[start]

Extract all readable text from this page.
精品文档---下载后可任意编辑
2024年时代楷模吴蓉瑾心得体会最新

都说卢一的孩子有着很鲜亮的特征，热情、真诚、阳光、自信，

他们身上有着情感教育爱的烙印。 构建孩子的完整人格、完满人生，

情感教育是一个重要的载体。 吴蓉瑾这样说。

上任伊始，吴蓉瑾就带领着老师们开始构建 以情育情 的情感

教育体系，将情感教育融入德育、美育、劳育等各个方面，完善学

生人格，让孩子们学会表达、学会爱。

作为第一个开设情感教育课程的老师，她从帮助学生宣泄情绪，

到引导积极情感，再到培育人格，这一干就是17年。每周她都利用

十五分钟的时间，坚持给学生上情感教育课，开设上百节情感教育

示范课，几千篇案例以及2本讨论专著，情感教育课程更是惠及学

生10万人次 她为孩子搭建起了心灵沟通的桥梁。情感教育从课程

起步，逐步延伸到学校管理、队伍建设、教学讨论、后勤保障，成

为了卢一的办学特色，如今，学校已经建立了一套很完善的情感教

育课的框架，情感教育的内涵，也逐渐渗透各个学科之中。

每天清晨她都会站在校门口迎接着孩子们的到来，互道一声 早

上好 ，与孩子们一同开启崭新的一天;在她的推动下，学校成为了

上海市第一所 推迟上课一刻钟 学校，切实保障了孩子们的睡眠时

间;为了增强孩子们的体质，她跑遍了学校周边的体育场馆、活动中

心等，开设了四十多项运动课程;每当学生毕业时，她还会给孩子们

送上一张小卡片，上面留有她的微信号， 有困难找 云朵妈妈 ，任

[end]

Challenge: Copy out each line exactly.

Result of this task:
Extract all readable text from this page.
精品文档---下载后可任意编辑
2024年时代楷模吴蓉瑾心得体会最新

都说卢一的孩子有着很鲜亮的特征，热情、真诚、阳光、自信，

他们身上有着情感教育爱的烙印。 构建孩子的完整人格、完满人生，

情感教育是一个重要的载体。 吴蓉瑾这样说。

上任伊始，吴蓉瑾就带领着老师们开始构建 以情育情 的情感

教育体系，将情感教育融入德育、美育、劳育等各个方面，完善学

生人格，让孩子们学会表达、学会爱。

作为第一个开设情感教育课程的老师，她从帮助学生宣泄情绪，

到引导积极情感，再到培育人格，这一干就是17年。每周她都利用

十五分钟的时间，坚持给学生上情感教育课，开设上百节情感教育

示范课，几千篇案例以及2本讨论专著，情感教育课程更是惠及学

生10万人次 她为孩子搭建起了心灵沟通的桥梁。情感教育从课程

起步，逐步延伸到学校管理、队伍建设、教学讨论、后勤保障，成

为了卢一的办学特色，如今，学校已经建立了一套很完善的情感教

育课的框架，情感教育的内涵，也逐渐渗透各个学科之中。

每天清晨她都会站在校门口迎接着孩子们的到来，互道一声 早

上好 ，与孩子们一同开启崭新的一天;在她的推动下，学校成为了

上海市第一所 推迟上课一刻钟 学校，切实保障了孩子们的睡眠时

间;为了增强孩子们的体质，她跑遍了学校周边的体育场馆、活动中

心等，开设了四十多项运动课程;每当学生毕业时，她还会给孩子们

送上一张小卡片，上面留有她的微信号， 有困难找 云朵妈妈 ，任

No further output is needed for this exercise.